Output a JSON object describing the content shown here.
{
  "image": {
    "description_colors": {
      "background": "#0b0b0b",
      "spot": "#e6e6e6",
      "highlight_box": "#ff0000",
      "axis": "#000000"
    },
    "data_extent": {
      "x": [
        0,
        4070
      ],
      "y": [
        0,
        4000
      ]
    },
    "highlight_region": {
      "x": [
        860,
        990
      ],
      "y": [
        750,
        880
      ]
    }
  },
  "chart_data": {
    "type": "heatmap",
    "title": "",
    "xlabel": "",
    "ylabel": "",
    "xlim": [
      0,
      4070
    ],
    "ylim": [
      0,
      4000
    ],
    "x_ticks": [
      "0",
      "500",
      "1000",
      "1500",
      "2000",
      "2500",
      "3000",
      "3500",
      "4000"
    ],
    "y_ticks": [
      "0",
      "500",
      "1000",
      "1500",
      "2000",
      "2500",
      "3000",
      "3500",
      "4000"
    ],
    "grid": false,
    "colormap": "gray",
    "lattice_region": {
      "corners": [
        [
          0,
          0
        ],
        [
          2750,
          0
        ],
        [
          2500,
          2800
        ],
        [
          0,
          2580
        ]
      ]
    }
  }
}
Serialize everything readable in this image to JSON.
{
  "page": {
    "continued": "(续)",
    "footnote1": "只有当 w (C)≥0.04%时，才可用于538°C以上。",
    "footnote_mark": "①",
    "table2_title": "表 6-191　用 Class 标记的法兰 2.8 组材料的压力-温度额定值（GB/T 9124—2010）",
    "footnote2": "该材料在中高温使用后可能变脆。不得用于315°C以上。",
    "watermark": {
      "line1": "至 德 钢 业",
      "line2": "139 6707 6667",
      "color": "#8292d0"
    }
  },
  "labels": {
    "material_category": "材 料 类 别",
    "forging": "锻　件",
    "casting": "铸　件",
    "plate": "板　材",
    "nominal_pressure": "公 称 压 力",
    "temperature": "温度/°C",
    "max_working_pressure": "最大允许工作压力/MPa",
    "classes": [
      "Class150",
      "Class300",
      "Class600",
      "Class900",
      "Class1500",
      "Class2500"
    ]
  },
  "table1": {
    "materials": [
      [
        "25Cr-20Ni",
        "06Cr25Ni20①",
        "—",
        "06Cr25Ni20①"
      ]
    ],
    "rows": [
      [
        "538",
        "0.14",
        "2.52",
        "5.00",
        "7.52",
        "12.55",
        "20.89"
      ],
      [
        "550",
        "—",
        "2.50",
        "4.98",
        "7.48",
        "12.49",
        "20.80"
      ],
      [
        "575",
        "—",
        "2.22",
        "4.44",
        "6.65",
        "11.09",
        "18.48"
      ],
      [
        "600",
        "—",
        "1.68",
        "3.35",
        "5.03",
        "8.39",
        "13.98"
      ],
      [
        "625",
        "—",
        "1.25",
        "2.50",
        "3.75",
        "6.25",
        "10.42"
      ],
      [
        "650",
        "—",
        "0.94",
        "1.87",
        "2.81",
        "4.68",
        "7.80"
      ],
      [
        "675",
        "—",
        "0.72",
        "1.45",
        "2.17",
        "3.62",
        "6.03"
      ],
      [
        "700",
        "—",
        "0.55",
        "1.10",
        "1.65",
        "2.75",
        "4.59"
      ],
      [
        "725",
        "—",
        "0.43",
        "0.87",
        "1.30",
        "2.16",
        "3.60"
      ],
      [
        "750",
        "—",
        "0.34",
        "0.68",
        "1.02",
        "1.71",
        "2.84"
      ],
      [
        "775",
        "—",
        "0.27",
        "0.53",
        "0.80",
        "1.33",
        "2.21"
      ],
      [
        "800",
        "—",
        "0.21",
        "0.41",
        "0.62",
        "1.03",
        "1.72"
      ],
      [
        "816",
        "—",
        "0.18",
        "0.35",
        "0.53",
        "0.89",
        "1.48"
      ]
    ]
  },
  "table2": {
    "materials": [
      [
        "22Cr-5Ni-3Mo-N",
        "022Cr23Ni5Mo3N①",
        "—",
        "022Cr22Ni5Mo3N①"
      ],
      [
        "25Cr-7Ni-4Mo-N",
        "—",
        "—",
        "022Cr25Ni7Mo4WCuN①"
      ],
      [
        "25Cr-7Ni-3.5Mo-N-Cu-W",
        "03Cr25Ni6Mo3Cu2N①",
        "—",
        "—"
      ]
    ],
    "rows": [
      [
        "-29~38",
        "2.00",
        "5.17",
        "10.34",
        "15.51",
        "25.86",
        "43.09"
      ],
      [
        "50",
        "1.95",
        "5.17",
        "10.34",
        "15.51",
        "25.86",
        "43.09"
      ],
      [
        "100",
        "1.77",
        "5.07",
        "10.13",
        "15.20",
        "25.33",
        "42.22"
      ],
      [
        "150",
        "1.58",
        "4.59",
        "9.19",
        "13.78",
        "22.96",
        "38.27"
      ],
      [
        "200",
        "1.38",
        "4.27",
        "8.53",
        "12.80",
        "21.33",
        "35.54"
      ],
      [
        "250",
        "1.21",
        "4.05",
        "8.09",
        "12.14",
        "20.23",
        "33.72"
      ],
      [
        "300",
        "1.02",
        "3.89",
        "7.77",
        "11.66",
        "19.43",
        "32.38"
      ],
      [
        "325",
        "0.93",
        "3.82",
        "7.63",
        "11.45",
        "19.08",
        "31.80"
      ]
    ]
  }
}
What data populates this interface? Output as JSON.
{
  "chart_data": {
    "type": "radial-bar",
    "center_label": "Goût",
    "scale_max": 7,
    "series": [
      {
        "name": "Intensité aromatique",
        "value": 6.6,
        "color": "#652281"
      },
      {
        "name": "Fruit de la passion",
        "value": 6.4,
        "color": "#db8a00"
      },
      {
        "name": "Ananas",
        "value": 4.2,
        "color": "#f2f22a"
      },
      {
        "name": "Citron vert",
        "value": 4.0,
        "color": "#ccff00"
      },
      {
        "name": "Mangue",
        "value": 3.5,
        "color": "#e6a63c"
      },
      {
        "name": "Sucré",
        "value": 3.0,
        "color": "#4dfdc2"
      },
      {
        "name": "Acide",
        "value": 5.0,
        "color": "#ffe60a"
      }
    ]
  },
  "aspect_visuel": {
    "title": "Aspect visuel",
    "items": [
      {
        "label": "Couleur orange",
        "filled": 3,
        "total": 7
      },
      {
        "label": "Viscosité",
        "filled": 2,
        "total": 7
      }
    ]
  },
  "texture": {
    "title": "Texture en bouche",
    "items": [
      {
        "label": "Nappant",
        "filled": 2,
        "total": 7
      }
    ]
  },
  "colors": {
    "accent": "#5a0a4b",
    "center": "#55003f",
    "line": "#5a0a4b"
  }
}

[What is expected]
Transcribe the entire listing above precisely.

[Full response]
Output a JSON object describing the content shown here.
{
  "image": {
    "description_colors": {
      "background": "#0b0b0b",
      "spot": "#e6e6e6",
      "highlight_box": "#ff0000",
      "axis": "#000000"
    },
    "data_extent": {
      "x": [
        0,
        4070
      ],
      "y": [
        0,
        4000
      ]
    },
    "highlight_region": {
      "x": [
        860,
        990
      ],
      "y": [
        750,
        880
      ]
    }
  },
  "chart_data": {
    "type": "heatmap",
    "title": "",
    "xlabel": "",
    "ylabel": "",
    "xlim": [
      0,
      4070
    ],
    "ylim": [
      0,
      4000
    ],
    "x_ticks": [
      "0",
      "500",
      "1000",
      "1500",
      "2000",
      "2500",
      "3000",
      "3500",
      "4000"
    ],
    "y_ticks": [
      "0",
      "500",
      "1000",
      "1500",
      "2000",
      "2500",
      "3000",
      "3500",
      "4000"
    ],
    "grid": false,
    "colormap": "gray",
    "lattice_region": {
      "corners": [
        [
          0,
          0
        ],
        [
          2750,
          0
        ],
        [
          2500,
          2800
        ],
        [
          0,
          2580
        ]
      ]
    }
  }
}
Serialize everything readable in this image to JSON.
{
  "page": {
    "continued": "(续)",
    "footnote1": "只有当 w (C)≥0.04%时，才可用于538°C以上。",
    "footnote_mark": "①",
    "table2_title": "表 6-191　用 Class 标记的法兰 2.8 组材料的压力-温度额定值（GB/T 9124—2010）",
    "footnote2": "该材料在中高温使用后可能变脆。不得用于315°C以上。",
    "watermark": {
      "line1": "至 德 钢 业",
      "line2": "139 6707 6667",
      "color": "#8292d0"
    }
  },
  "labels": {
    "material_category": "材 料 类 别",
    "forging": "锻　件",
    "casting": "铸　件",
    "plate": "板　材",
    "nominal_pressure": "公 称 压 力",
    "temperature": "温度/°C",
    "max_working_pressure": "最大允许工作压力/MPa",
    "classes": [
      "Class150",
      "Class300",
      "Class600",
      "Class900",
      "Class1500",
      "Class2500"
    ]
  },
  "table1": {
    "materials": [
      [
        "25Cr-20Ni",
        "06Cr25Ni20①",
        "—",
        "06Cr25Ni20①"
      ]
    ],
    "rows": [
      [
        "538",
        "0.14",
        "2.52",
        "5.00",
        "7.52",
        "12.55",
        "20.89"
      ],
      [
        "550",
        "—",
        "2.50",
        "4.98",
        "7.48",
        "12.49",
        "20.80"
      ],
      [
        "575",
        "—",
        "2.22",
        "4.44",
        "6.65",
        "11.09",
        "18.48"
      ],
      [
        "600",
        "—",
        "1.68",
        "3.35",
        "5.03",
        "8.39",
        "13.98"
      ],
      [
        "625",
        "—",
        "1.25",
        "2.50",
        "3.75",
        "6.25",
        "10.42"
      ],
      [
        "650",
        "—",
        "0.94",
        "1.87",
        "2.81",
        "4.68",
        "7.80"
      ],
      [
        "675",
        "—",
        "0.72",
        "1.45",
        "2.17",
        "3.62",
        "6.03"
      ],
      [
        "700",
        "—",
        "0.55",
        "1.10",
        "1.65",
        "2.75",
        "4.59"
      ],
      [
        "725",
        "—",
        "0.43",
        "0.87",
        "1.30",
        "2.16",
        "3.60"
      ],
      [
        "750",
        "—",
        "0.34",
        "0.68",
        "1.02",
        "1.71",
        "2.84"
      ],
      [
        "775",
        "—",
        "0.27",
        "0.53",
        "0.80",
        "1.33",
        "2.21"
      ],
      [
        "800",
        "—",
        "0.21",
        "0.41",
        "0.62",
        "1.03",
        "1.72"
      ],
      [
        "816",
        "—",
        "0.18",
        "0.35",
        "0.53",
        "0.89",
        "1.48"
      ]
    ]
  },
  "table2": {
    "materials": [
      [
        "22Cr-5Ni-3Mo-N",
        "022Cr23Ni5Mo3N①",
        "—",
        "022Cr22Ni5Mo3N①"
      ],
      [
        "25Cr-7Ni-4Mo-N",
        "—",
        "—",
        "022Cr25Ni7Mo4WCuN①"
      ],
      [
        "25Cr-7Ni-3.5Mo-N-Cu-W",
        "03Cr25Ni6Mo3Cu2N①",
        "—",
        "—"
      ]
    ],
    "rows": [
      [
        "-29~38",
        "2.00",
        "5.17",
        "10.34",
        "15.51",
        "25.86",
        "43.09"
      ],
      [
        "50",
        "1.95",
        "5.17",
        "10.34",
        "15.51",
        "25.86",
        "43.09"
      ],
      [
        "100",
        "1.77",
        "5.07",
        "10.13",
        "15.20",
        "25.33",
        "42.22"
      ],
      [
        "150",
        "1.58",
        "4.59",
        "9.19",
        "13.78",
        "22.96",
        "38.27"
      ],
      [
        "200",
        "1.38",
        "4.27",
        "8.53",
        "12.80",
        "21.33",
        "35.54"
      ],
      [
        "250",
        "1.21",
        "4.05",
        "8.09",
        "12.14",
        "20.23",
        "33.72"
      ],
      [
        "300",
        "1.02",
        "3.89",
        "7.77",
        "11.66",
        "19.43",
        "32.38"
      ],
      [
        "325",
        "0.93",
        "3.82",
        "7.63",
        "11.45",
        "19.08",
        "31.80"
      ]
    ]
  }
}
What data populates this interface? Output as JSON.
{
  "chart_data": {
    "type": "radial-bar",
    "center_label": "Goût",
    "scale_max": 7,
    "series": [
      {
        "name": "Intensité aromatique",
        "value": 6.6,
        "color": "#652281"
      },
      {
        "name": "Fruit de la passion",
        "value": 6.4,
        "color": "#db8a00"
      },
      {
        "name": "Ananas",
        "value": 4.2,
        "color": "#f2f22a"
      },
      {
        "name": "Citron vert",
        "value": 4.0,
        "color": "#ccff00"
      },
      {
        "name": "Mangue",
        "value": 3.5,
        "color": "#e6a63c"
      },
      {
        "name": "Sucré",
        "value": 3.0,
        "color": "#4dfdc2"
      },
      {
        "name": "Acide",
        "value": 5.0,
        "color": "#ffe60a"
      }
    ]
  },
  "aspect_visuel": {
    "title": "Aspect visuel",
    "items": [
      {
        "label": "Couleur orange",
        "filled": 3,
        "total": 7
      },
      {
        "label": "Viscosité",
        "filled": 2,
        "total": 7
      }
    ]
  },
  "texture": {
    "title": "Texture en bouche",
    "items": [
      {
        "label": "Nappant",
        "filled": 2,
        "total": 7
      }
    ]
  },
  "colors": {
    "accent": "#5a0a4b",
    "center": "#55003f",
    "line": "#5a0a4b"
  }
}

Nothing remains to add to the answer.